Objective:
Report every line in the listing below where the string "Copy" shows up.

## START The data

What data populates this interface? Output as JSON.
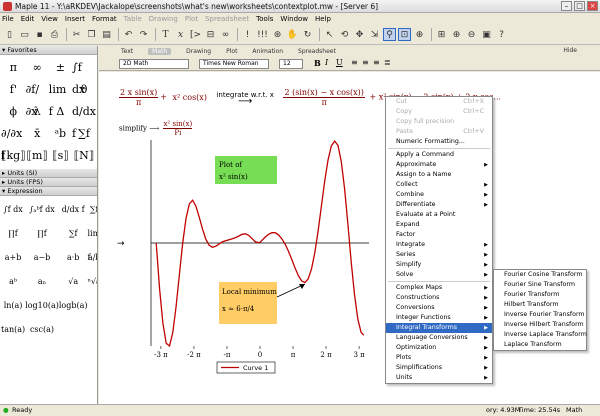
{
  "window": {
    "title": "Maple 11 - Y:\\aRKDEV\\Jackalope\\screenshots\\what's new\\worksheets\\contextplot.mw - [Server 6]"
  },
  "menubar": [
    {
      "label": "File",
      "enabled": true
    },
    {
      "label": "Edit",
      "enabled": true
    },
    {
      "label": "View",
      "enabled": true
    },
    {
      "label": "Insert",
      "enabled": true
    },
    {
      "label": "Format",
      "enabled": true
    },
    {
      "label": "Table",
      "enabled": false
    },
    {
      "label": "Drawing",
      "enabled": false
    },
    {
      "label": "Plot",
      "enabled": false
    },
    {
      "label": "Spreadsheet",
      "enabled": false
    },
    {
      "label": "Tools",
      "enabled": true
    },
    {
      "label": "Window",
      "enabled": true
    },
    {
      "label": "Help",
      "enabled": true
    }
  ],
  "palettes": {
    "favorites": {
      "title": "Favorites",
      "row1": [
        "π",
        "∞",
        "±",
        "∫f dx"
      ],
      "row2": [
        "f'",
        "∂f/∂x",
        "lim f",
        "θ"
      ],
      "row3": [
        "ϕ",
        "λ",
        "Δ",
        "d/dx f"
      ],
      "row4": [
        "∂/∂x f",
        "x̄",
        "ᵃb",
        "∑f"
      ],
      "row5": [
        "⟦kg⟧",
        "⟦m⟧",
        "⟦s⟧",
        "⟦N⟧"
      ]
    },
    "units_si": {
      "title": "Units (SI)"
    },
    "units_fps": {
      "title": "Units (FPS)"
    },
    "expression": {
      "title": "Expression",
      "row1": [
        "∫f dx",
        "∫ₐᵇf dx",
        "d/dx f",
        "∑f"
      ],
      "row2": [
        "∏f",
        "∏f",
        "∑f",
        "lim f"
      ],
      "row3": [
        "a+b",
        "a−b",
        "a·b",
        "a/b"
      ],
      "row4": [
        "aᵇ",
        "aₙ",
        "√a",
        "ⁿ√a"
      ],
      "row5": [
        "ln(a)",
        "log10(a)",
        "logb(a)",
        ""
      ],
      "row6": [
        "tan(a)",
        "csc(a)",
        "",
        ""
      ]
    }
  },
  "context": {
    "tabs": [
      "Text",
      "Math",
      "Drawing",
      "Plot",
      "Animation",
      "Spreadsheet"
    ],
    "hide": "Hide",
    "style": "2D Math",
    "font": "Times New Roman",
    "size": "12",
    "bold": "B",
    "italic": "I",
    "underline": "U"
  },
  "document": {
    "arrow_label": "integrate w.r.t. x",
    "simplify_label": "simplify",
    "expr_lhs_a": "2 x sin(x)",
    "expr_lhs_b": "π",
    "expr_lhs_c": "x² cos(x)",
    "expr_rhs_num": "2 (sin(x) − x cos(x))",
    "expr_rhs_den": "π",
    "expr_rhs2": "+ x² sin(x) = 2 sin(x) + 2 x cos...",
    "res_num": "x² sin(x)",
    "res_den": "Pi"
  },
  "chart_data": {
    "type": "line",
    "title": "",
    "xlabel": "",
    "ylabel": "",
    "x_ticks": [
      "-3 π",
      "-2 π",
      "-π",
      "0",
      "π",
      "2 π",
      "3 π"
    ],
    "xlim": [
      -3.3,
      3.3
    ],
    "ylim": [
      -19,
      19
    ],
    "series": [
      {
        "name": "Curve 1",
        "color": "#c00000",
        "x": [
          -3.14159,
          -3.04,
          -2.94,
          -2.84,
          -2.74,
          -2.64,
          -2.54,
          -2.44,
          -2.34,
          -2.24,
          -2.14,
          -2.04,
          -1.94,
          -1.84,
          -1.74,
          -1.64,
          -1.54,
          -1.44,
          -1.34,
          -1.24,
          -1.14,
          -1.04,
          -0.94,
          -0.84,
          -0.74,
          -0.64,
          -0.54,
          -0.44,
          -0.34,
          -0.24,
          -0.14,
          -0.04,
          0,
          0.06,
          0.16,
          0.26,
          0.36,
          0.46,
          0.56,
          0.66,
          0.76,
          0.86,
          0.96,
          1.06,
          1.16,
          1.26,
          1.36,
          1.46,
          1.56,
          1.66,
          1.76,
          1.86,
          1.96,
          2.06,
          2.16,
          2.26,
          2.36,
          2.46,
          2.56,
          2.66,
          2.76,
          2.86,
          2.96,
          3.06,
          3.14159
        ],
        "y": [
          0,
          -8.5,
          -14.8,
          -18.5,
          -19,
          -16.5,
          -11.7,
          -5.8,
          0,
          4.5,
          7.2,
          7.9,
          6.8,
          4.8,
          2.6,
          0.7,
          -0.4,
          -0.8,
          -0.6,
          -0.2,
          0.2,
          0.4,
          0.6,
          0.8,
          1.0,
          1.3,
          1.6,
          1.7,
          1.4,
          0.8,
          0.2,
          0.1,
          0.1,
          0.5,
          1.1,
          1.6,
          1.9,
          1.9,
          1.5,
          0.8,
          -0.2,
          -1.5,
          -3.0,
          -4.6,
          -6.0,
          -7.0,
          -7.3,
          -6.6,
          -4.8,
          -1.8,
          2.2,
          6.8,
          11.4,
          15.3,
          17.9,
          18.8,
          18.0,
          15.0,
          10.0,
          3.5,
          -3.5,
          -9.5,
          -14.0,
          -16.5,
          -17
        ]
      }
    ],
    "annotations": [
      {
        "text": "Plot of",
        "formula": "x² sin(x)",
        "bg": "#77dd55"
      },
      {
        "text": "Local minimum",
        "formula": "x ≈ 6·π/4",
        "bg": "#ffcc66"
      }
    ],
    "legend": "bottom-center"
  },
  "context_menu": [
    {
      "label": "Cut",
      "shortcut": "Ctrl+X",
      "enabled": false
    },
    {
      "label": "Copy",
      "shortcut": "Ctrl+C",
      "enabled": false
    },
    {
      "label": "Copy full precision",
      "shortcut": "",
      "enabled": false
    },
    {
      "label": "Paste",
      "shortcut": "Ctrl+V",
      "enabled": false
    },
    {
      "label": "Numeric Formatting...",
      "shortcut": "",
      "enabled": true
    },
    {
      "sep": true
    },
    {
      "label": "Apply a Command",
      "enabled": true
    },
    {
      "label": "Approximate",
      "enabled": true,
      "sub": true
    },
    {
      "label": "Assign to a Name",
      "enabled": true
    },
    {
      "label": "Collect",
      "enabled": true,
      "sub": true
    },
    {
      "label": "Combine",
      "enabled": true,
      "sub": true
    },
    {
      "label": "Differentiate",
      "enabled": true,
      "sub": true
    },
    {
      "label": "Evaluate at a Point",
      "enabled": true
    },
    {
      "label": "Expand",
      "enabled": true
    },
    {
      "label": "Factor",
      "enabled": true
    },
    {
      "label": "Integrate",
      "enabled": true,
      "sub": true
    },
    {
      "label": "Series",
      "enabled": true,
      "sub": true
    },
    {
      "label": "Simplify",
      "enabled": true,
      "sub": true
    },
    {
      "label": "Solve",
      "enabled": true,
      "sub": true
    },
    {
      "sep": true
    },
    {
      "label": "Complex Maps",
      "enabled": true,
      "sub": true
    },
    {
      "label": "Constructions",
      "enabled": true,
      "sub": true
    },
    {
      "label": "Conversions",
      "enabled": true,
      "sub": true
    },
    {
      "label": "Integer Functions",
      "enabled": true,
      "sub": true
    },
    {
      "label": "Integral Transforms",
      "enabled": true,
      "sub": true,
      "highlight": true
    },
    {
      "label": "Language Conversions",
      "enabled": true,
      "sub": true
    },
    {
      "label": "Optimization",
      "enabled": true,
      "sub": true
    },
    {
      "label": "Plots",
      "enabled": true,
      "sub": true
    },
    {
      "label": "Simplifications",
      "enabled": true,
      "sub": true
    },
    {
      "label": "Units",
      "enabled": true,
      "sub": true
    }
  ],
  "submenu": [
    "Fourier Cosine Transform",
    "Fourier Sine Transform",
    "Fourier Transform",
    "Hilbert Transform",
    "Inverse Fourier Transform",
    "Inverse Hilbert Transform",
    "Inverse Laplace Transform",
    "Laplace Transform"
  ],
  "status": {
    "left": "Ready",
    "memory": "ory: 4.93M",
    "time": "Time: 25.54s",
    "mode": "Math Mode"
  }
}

## END The data

Output of the exercise:
      "label": "Copy",
      "label": "Copy full precision",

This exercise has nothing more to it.